From the data that follows, copy every line holding the string "juli".

* start Data listing *

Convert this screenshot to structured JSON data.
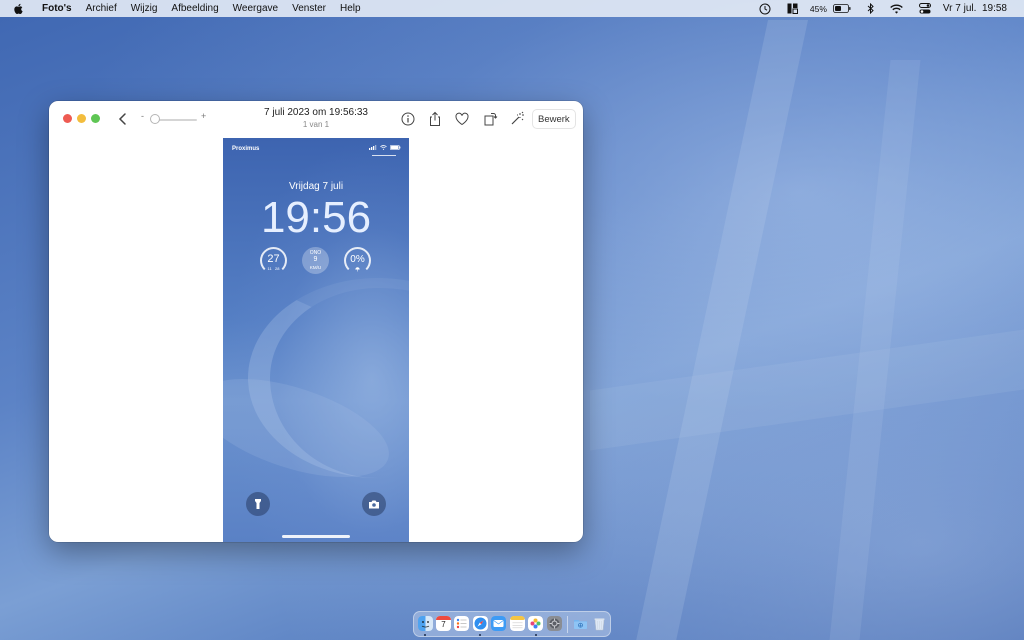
{
  "menubar": {
    "app_name": "Foto's",
    "menus": [
      "Archief",
      "Wijzig",
      "Afbeelding",
      "Weergave",
      "Venster",
      "Help"
    ],
    "battery_percent": "45%",
    "clock": "Vr 7 jul.  19:58",
    "status_icons": [
      "time-machine-icon",
      "stage-manager-icon",
      "battery-icon",
      "bluetooth-icon",
      "wifi-icon",
      "control-center-icon"
    ]
  },
  "window": {
    "title": "7 juli 2023 om 19:56:33",
    "subtitle": "1 van 1",
    "zoom_minus": "-",
    "zoom_plus": "+",
    "zoom_level": 0.1,
    "edit_label": "Bewerk",
    "toolbar_icons": [
      "info-icon",
      "share-icon",
      "heart-icon",
      "rotate-icon",
      "magic-wand-icon"
    ]
  },
  "phone": {
    "carrier": "Proximus",
    "date": "Vrijdag 7 juli",
    "time": "19:56",
    "temp_widget": {
      "value": "27",
      "min": "11",
      "max": "28"
    },
    "wind_widget": {
      "direction": "ONO",
      "speed": "9",
      "unit": "KM/U"
    },
    "rain_widget": {
      "value": "0%"
    }
  },
  "dock": {
    "apps": [
      "finder-icon",
      "calendar-icon",
      "reminders-icon",
      "safari-icon",
      "mail-icon",
      "notes-icon",
      "photos-icon",
      "system-settings-icon",
      "downloads-folder-icon",
      "trash-icon"
    ],
    "calendar_day": "7"
  },
  "colors": {
    "accent": "#3f67b2",
    "close": "#ee5b52",
    "minimize": "#f3bd3d",
    "maximize": "#5fc654"
  }
}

* end Data listing *

▶ _Written solution_:
    "title": "7 juli 2023 om 19:56:33",
    "date": "Vrijdag 7 juli",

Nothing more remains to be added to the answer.